Given request: Write out the records beneath this line exactly as they appear, minus any images.

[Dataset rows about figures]
________________
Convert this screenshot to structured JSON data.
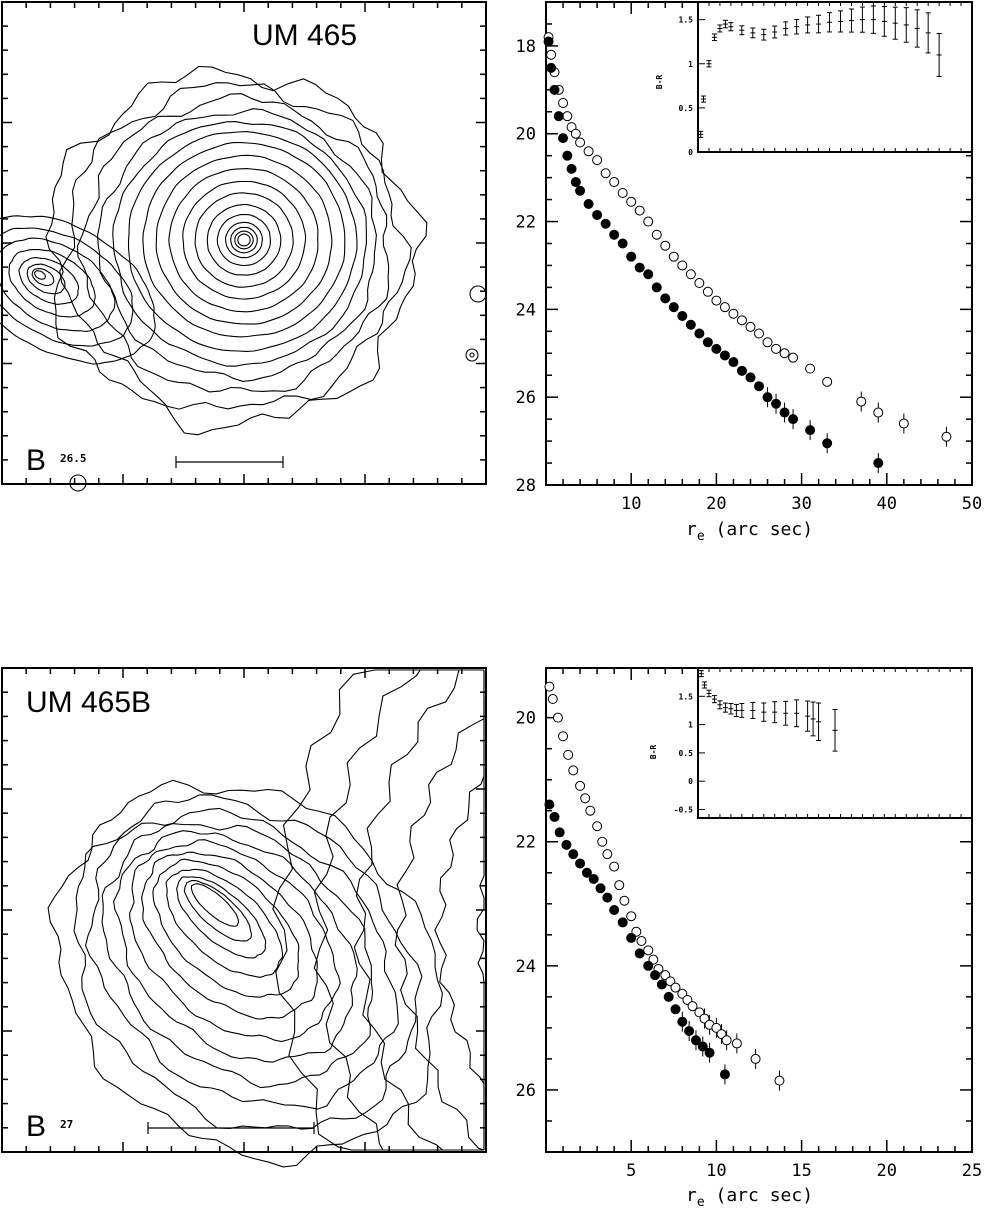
{
  "panels": [
    {
      "contour": {
        "title": "UM 465",
        "band_letter": "B",
        "band_level": "26.5"
      },
      "profile": {
        "xlim": [
          0,
          50
        ],
        "ylim": [
          28,
          17
        ],
        "xticks": [
          "10",
          "20",
          "30",
          "40",
          "50"
        ],
        "yticks": [
          "18",
          "20",
          "22",
          "24",
          "26",
          "28"
        ],
        "xlabel": "r",
        "xlabel_sub": "e",
        "xlabel_rest": " (arc sec)",
        "inset": {
          "xlim": [
            0,
            50
          ],
          "ylim": [
            0,
            1.7
          ],
          "yticks": [
            "0",
            "0.5",
            "1",
            "1.5"
          ],
          "ylabel": "B-R"
        }
      }
    },
    {
      "contour": {
        "title": "UM 465B",
        "band_letter": "B",
        "band_level": "27"
      },
      "profile": {
        "xlim": [
          0,
          25
        ],
        "ylim": [
          27,
          19.2
        ],
        "xticks": [
          "5",
          "10",
          "15",
          "20",
          "25"
        ],
        "yticks": [
          "20",
          "22",
          "24",
          "26"
        ],
        "xlabel": "r",
        "xlabel_sub": "e",
        "xlabel_rest": " (arc sec)",
        "inset": {
          "xlim": [
            0,
            25
          ],
          "ylim": [
            -0.65,
            2
          ],
          "yticks": [
            "-0.5",
            "0",
            "0.5",
            "1",
            "1.5"
          ],
          "ylabel": "B-R"
        }
      }
    }
  ],
  "chart_data": [
    {
      "type": "scatter",
      "title": "",
      "xlabel": "re (arc sec)",
      "ylabel": "",
      "xlim": [
        0,
        50
      ],
      "ylim": [
        28,
        17
      ],
      "series": [
        {
          "name": "",
          "marker": "open",
          "x": [
            0.3,
            0.6,
            1,
            1.5,
            2,
            2.5,
            3,
            3.5,
            4,
            5,
            6,
            7,
            8,
            9,
            10,
            11,
            12,
            13,
            14,
            15,
            16,
            17,
            18,
            19,
            20,
            21,
            22,
            23,
            24,
            25,
            26,
            27,
            28,
            29,
            31,
            33,
            37,
            39,
            42,
            47
          ],
          "y": [
            17.8,
            18.2,
            18.6,
            19.0,
            19.3,
            19.6,
            19.85,
            20.0,
            20.2,
            20.4,
            20.6,
            20.9,
            21.1,
            21.35,
            21.55,
            21.75,
            22.0,
            22.3,
            22.55,
            22.8,
            23.0,
            23.2,
            23.4,
            23.6,
            23.8,
            23.95,
            24.1,
            24.25,
            24.4,
            24.55,
            24.75,
            24.9,
            25.0,
            25.1,
            25.35,
            25.65,
            26.1,
            26.35,
            26.6,
            26.9
          ]
        },
        {
          "name": "",
          "marker": "filled",
          "x": [
            0.3,
            0.6,
            1,
            1.5,
            2,
            2.5,
            3,
            3.5,
            4,
            5,
            6,
            7,
            8,
            9,
            10,
            11,
            12,
            13,
            14,
            15,
            16,
            17,
            18,
            19,
            20,
            21,
            22,
            23,
            24,
            25,
            26,
            27,
            28,
            29,
            31,
            33,
            39
          ],
          "y": [
            17.9,
            18.5,
            19.0,
            19.6,
            20.1,
            20.5,
            20.8,
            21.1,
            21.3,
            21.6,
            21.85,
            22.05,
            22.3,
            22.5,
            22.8,
            23.05,
            23.2,
            23.5,
            23.75,
            23.95,
            24.15,
            24.35,
            24.55,
            24.75,
            24.9,
            25.05,
            25.2,
            25.4,
            25.55,
            25.75,
            26.0,
            26.15,
            26.35,
            26.5,
            26.75,
            27.05,
            27.5
          ]
        }
      ],
      "inset": {
        "ylabel": "B-R",
        "xlim": [
          0,
          50
        ],
        "ylim": [
          0,
          1.7
        ],
        "x": [
          0.5,
          1,
          2,
          3,
          4,
          5,
          6,
          8,
          10,
          12,
          14,
          16,
          18,
          20,
          22,
          24,
          26,
          28,
          30,
          32,
          34,
          36,
          38,
          40,
          42,
          44
        ],
        "y": [
          0.2,
          0.6,
          1.0,
          1.3,
          1.4,
          1.45,
          1.42,
          1.38,
          1.35,
          1.33,
          1.36,
          1.4,
          1.42,
          1.44,
          1.45,
          1.47,
          1.48,
          1.49,
          1.5,
          1.5,
          1.48,
          1.46,
          1.44,
          1.4,
          1.35,
          1.1
        ]
      }
    },
    {
      "type": "scatter",
      "title": "",
      "xlabel": "re (arc sec)",
      "ylabel": "",
      "xlim": [
        0,
        25
      ],
      "ylim": [
        27,
        19.2
      ],
      "series": [
        {
          "name": "",
          "marker": "open",
          "x": [
            0.2,
            0.4,
            0.7,
            1,
            1.3,
            1.6,
            2,
            2.3,
            2.6,
            3,
            3.3,
            3.6,
            4,
            4.3,
            4.6,
            5,
            5.3,
            5.6,
            6,
            6.3,
            6.6,
            7,
            7.3,
            7.6,
            8,
            8.3,
            8.6,
            9,
            9.3,
            9.6,
            10,
            10.3,
            10.6,
            11.2,
            12.3,
            13.7
          ],
          "y": [
            19.5,
            19.7,
            20.0,
            20.3,
            20.6,
            20.85,
            21.1,
            21.3,
            21.5,
            21.75,
            22.0,
            22.2,
            22.4,
            22.7,
            22.95,
            23.2,
            23.45,
            23.6,
            23.75,
            23.9,
            24.05,
            24.15,
            24.25,
            24.35,
            24.45,
            24.55,
            24.65,
            24.75,
            24.85,
            24.95,
            25.0,
            25.1,
            25.2,
            25.25,
            25.5,
            25.85
          ]
        },
        {
          "name": "",
          "marker": "filled",
          "x": [
            0.2,
            0.5,
            0.8,
            1.2,
            1.6,
            2,
            2.4,
            2.8,
            3.2,
            3.6,
            4,
            4.5,
            5,
            5.5,
            6,
            6.4,
            6.8,
            7.2,
            7.6,
            8,
            8.4,
            8.8,
            9.2,
            9.6,
            10.5
          ],
          "y": [
            21.4,
            21.6,
            21.85,
            22.05,
            22.2,
            22.35,
            22.5,
            22.6,
            22.75,
            22.9,
            23.1,
            23.3,
            23.55,
            23.8,
            24.0,
            24.15,
            24.3,
            24.5,
            24.7,
            24.9,
            25.05,
            25.2,
            25.3,
            25.4,
            25.75
          ]
        }
      ],
      "inset": {
        "ylabel": "B-R",
        "xlim": [
          0,
          25
        ],
        "ylim": [
          -0.65,
          2
        ],
        "x": [
          0.3,
          0.6,
          1,
          1.5,
          2,
          2.5,
          3,
          3.5,
          4,
          5,
          6,
          7,
          8,
          9,
          10,
          10.5,
          11,
          12.5
        ],
        "y": [
          1.9,
          1.7,
          1.55,
          1.45,
          1.35,
          1.3,
          1.28,
          1.25,
          1.25,
          1.25,
          1.22,
          1.22,
          1.2,
          1.2,
          1.15,
          1.1,
          1.05,
          0.9
        ]
      }
    }
  ]
}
________________
The output:
Convert this screenshot to structured JSON data.
{
  "panels": [
    {
      "contour": {
        "title": "UM 465",
        "band_letter": "B",
        "band_level": "26.5"
      },
      "profile": {
        "xlim": [
          0,
          50
        ],
        "ylim": [
          28,
          17
        ],
        "xticks": [
          "10",
          "20",
          "30",
          "40",
          "50"
        ],
        "yticks": [
          "18",
          "20",
          "22",
          "24",
          "26",
          "28"
        ],
        "xlabel": "r",
        "xlabel_sub": "e",
        "xlabel_rest": " (arc sec)",
        "inset": {
          "xlim": [
            0,
            50
          ],
          "ylim": [
            0,
            1.7
          ],
          "yticks": [
            "0",
            "0.5",
            "1",
            "1.5"
          ],
          "ylabel": "B-R"
        }
      }
    },
    {
      "contour": {
        "title": "UM 465B",
        "band_letter": "B",
        "band_level": "27"
      },
      "profile": {
        "xlim": [
          0,
          25
        ],
        "ylim": [
          27,
          19.2
        ],
        "xticks": [
          "5",
          "10",
          "15",
          "20",
          "25"
        ],
        "yticks": [
          "20",
          "22",
          "24",
          "26"
        ],
        "xlabel": "r",
        "xlabel_sub": "e",
        "xlabel_rest": " (arc sec)",
        "inset": {
          "xlim": [
            0,
            25
          ],
          "ylim": [
            -0.65,
            2
          ],
          "yticks": [
            "-0.5",
            "0",
            "0.5",
            "1",
            "1.5"
          ],
          "ylabel": "B-R"
        }
      }
    }
  ],
  "chart_data": [
    {
      "type": "scatter",
      "title": "",
      "xlabel": "re (arc sec)",
      "ylabel": "",
      "xlim": [
        0,
        50
      ],
      "ylim": [
        28,
        17
      ],
      "series": [
        {
          "name": "",
          "marker": "open",
          "x": [
            0.3,
            0.6,
            1,
            1.5,
            2,
            2.5,
            3,
            3.5,
            4,
            5,
            6,
            7,
            8,
            9,
            10,
            11,
            12,
            13,
            14,
            15,
            16,
            17,
            18,
            19,
            20,
            21,
            22,
            23,
            24,
            25,
            26,
            27,
            28,
            29,
            31,
            33,
            37,
            39,
            42,
            47
          ],
          "y": [
            17.8,
            18.2,
            18.6,
            19.0,
            19.3,
            19.6,
            19.85,
            20.0,
            20.2,
            20.4,
            20.6,
            20.9,
            21.1,
            21.35,
            21.55,
            21.75,
            22.0,
            22.3,
            22.55,
            22.8,
            23.0,
            23.2,
            23.4,
            23.6,
            23.8,
            23.95,
            24.1,
            24.25,
            24.4,
            24.55,
            24.75,
            24.9,
            25.0,
            25.1,
            25.35,
            25.65,
            26.1,
            26.35,
            26.6,
            26.9
          ]
        },
        {
          "name": "",
          "marker": "filled",
          "x": [
            0.3,
            0.6,
            1,
            1.5,
            2,
            2.5,
            3,
            3.5,
            4,
            5,
            6,
            7,
            8,
            9,
            10,
            11,
            12,
            13,
            14,
            15,
            16,
            17,
            18,
            19,
            20,
            21,
            22,
            23,
            24,
            25,
            26,
            27,
            28,
            29,
            31,
            33,
            39
          ],
          "y": [
            17.9,
            18.5,
            19.0,
            19.6,
            20.1,
            20.5,
            20.8,
            21.1,
            21.3,
            21.6,
            21.85,
            22.05,
            22.3,
            22.5,
            22.8,
            23.05,
            23.2,
            23.5,
            23.75,
            23.95,
            24.15,
            24.35,
            24.55,
            24.75,
            24.9,
            25.05,
            25.2,
            25.4,
            25.55,
            25.75,
            26.0,
            26.15,
            26.35,
            26.5,
            26.75,
            27.05,
            27.5
          ]
        }
      ],
      "inset": {
        "ylabel": "B-R",
        "xlim": [
          0,
          50
        ],
        "ylim": [
          0,
          1.7
        ],
        "x": [
          0.5,
          1,
          2,
          3,
          4,
          5,
          6,
          8,
          10,
          12,
          14,
          16,
          18,
          20,
          22,
          24,
          26,
          28,
          30,
          32,
          34,
          36,
          38,
          40,
          42,
          44
        ],
        "y": [
          0.2,
          0.6,
          1.0,
          1.3,
          1.4,
          1.45,
          1.42,
          1.38,
          1.35,
          1.33,
          1.36,
          1.4,
          1.42,
          1.44,
          1.45,
          1.47,
          1.48,
          1.49,
          1.5,
          1.5,
          1.48,
          1.46,
          1.44,
          1.4,
          1.35,
          1.1
        ]
      }
    },
    {
      "type": "scatter",
      "title": "",
      "xlabel": "re (arc sec)",
      "ylabel": "",
      "xlim": [
        0,
        25
      ],
      "ylim": [
        27,
        19.2
      ],
      "series": [
        {
          "name": "",
          "marker": "open",
          "x": [
            0.2,
            0.4,
            0.7,
            1,
            1.3,
            1.6,
            2,
            2.3,
            2.6,
            3,
            3.3,
            3.6,
            4,
            4.3,
            4.6,
            5,
            5.3,
            5.6,
            6,
            6.3,
            6.6,
            7,
            7.3,
            7.6,
            8,
            8.3,
            8.6,
            9,
            9.3,
            9.6,
            10,
            10.3,
            10.6,
            11.2,
            12.3,
            13.7
          ],
          "y": [
            19.5,
            19.7,
            20.0,
            20.3,
            20.6,
            20.85,
            21.1,
            21.3,
            21.5,
            21.75,
            22.0,
            22.2,
            22.4,
            22.7,
            22.95,
            23.2,
            23.45,
            23.6,
            23.75,
            23.9,
            24.05,
            24.15,
            24.25,
            24.35,
            24.45,
            24.55,
            24.65,
            24.75,
            24.85,
            24.95,
            25.0,
            25.1,
            25.2,
            25.25,
            25.5,
            25.85
          ]
        },
        {
          "name": "",
          "marker": "filled",
          "x": [
            0.2,
            0.5,
            0.8,
            1.2,
            1.6,
            2,
            2.4,
            2.8,
            3.2,
            3.6,
            4,
            4.5,
            5,
            5.5,
            6,
            6.4,
            6.8,
            7.2,
            7.6,
            8,
            8.4,
            8.8,
            9.2,
            9.6,
            10.5
          ],
          "y": [
            21.4,
            21.6,
            21.85,
            22.05,
            22.2,
            22.35,
            22.5,
            22.6,
            22.75,
            22.9,
            23.1,
            23.3,
            23.55,
            23.8,
            24.0,
            24.15,
            24.3,
            24.5,
            24.7,
            24.9,
            25.05,
            25.2,
            25.3,
            25.4,
            25.75
          ]
        }
      ],
      "inset": {
        "ylabel": "B-R",
        "xlim": [
          0,
          25
        ],
        "ylim": [
          -0.65,
          2
        ],
        "x": [
          0.3,
          0.6,
          1,
          1.5,
          2,
          2.5,
          3,
          3.5,
          4,
          5,
          6,
          7,
          8,
          9,
          10,
          10.5,
          11,
          12.5
        ],
        "y": [
          1.9,
          1.7,
          1.55,
          1.45,
          1.35,
          1.3,
          1.28,
          1.25,
          1.25,
          1.25,
          1.22,
          1.22,
          1.2,
          1.2,
          1.15,
          1.1,
          1.05,
          0.9
        ]
      }
    }
  ]
}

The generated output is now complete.